╭──

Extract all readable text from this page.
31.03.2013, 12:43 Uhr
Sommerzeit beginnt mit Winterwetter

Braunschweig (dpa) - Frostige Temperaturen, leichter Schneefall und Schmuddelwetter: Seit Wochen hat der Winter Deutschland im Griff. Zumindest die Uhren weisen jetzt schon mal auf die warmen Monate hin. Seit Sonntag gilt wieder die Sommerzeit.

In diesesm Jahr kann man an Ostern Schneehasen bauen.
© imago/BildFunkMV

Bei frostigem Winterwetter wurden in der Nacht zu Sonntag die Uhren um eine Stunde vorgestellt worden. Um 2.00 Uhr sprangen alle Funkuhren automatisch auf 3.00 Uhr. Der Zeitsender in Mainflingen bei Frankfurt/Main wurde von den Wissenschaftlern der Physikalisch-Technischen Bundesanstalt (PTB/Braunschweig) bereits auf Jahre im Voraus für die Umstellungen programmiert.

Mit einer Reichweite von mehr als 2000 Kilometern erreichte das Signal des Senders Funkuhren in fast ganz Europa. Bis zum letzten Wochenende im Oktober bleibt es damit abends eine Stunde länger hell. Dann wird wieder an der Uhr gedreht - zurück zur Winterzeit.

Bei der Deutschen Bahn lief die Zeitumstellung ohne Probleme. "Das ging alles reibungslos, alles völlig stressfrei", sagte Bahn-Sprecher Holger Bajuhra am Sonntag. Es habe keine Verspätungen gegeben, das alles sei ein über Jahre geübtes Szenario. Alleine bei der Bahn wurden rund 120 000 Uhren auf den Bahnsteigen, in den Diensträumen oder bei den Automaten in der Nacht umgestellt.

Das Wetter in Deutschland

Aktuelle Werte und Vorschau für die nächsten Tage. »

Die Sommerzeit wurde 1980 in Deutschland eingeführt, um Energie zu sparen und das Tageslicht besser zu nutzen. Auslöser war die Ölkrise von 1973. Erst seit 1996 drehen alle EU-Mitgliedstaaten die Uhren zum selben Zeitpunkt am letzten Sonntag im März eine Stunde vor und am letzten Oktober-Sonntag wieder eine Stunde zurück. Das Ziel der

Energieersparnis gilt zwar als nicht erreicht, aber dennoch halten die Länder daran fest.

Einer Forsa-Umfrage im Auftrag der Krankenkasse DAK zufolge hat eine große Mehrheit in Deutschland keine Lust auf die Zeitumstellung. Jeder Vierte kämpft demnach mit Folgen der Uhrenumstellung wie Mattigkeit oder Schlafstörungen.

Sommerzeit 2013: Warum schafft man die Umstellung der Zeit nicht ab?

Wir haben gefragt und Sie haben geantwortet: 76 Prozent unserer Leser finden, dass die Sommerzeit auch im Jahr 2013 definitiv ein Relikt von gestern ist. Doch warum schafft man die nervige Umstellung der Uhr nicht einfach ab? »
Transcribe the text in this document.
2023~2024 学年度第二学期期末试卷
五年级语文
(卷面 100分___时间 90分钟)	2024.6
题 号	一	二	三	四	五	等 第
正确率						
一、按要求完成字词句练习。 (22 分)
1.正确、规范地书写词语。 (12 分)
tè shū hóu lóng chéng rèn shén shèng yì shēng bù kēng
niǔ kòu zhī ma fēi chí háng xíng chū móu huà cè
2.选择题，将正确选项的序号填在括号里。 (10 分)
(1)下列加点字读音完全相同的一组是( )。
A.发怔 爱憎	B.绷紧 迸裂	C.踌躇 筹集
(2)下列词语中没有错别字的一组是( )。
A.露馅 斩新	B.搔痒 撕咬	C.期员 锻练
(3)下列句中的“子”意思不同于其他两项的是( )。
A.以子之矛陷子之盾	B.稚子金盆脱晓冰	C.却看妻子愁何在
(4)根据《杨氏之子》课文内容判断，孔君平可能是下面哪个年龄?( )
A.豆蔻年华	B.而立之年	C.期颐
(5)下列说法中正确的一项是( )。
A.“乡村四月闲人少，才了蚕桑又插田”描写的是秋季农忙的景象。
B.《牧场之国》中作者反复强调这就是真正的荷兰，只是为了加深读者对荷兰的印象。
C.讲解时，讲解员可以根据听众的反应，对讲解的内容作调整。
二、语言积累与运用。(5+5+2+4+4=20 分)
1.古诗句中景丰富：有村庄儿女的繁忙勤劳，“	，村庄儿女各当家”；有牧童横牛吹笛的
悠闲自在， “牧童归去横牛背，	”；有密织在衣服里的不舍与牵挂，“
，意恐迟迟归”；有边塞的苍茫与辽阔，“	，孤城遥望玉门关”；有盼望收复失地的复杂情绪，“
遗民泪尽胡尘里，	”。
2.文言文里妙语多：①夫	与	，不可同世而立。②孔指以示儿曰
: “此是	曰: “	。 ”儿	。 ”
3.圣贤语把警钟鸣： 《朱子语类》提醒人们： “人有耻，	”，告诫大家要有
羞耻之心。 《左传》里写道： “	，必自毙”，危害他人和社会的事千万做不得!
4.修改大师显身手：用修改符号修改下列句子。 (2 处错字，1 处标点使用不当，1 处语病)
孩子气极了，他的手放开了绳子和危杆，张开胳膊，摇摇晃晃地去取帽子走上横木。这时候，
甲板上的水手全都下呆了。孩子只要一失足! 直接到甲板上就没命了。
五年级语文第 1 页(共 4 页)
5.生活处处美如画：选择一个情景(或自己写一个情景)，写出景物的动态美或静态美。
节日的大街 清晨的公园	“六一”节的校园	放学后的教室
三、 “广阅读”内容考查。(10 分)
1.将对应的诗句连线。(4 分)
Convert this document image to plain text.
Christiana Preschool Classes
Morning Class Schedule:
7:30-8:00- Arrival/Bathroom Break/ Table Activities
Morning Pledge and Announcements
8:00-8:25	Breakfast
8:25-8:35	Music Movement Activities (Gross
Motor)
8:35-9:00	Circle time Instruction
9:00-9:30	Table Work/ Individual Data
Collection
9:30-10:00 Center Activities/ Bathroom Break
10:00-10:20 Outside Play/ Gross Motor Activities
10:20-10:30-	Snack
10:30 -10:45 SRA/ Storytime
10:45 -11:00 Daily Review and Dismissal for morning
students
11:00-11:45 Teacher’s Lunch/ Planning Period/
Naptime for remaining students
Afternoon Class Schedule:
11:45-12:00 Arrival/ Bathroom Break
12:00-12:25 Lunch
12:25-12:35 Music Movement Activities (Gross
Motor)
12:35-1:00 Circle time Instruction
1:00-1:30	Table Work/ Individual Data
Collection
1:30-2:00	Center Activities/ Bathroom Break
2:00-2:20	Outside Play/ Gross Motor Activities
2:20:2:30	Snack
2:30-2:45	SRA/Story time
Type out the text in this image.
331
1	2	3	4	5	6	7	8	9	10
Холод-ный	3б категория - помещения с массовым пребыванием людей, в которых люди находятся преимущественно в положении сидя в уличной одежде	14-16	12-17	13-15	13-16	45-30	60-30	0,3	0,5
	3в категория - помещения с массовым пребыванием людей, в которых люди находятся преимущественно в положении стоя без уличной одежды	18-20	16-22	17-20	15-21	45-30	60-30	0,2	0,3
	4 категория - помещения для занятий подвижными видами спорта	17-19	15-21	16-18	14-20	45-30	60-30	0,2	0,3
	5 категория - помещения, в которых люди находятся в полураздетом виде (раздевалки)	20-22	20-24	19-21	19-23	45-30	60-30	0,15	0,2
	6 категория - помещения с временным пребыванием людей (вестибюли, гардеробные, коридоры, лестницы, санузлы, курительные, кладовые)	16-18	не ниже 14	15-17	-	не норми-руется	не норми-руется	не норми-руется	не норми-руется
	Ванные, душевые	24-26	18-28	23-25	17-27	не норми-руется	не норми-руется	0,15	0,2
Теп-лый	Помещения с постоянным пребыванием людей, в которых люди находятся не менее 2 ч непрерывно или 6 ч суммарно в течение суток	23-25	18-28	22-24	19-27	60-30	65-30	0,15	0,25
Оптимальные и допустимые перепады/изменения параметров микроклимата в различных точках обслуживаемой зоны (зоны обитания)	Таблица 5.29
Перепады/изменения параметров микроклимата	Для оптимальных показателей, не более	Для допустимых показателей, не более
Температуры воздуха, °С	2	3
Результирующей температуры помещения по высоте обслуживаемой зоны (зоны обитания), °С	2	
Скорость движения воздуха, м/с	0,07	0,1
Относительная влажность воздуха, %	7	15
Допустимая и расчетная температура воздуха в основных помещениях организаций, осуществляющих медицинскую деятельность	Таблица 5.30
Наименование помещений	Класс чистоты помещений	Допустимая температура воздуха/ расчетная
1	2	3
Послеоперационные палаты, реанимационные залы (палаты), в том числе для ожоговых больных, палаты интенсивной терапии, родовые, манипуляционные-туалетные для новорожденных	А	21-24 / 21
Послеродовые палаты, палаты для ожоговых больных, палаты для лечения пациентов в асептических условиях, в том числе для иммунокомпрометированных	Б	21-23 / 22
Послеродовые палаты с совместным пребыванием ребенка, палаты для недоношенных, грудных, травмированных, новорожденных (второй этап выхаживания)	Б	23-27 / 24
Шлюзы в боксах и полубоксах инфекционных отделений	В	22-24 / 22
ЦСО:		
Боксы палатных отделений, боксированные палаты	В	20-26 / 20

╰──

Find the word "Circle" in the entries, and copy every line it shows up in.

8:35-9:00	Circle time Instruction
12:35-1:00 Circle time Instruction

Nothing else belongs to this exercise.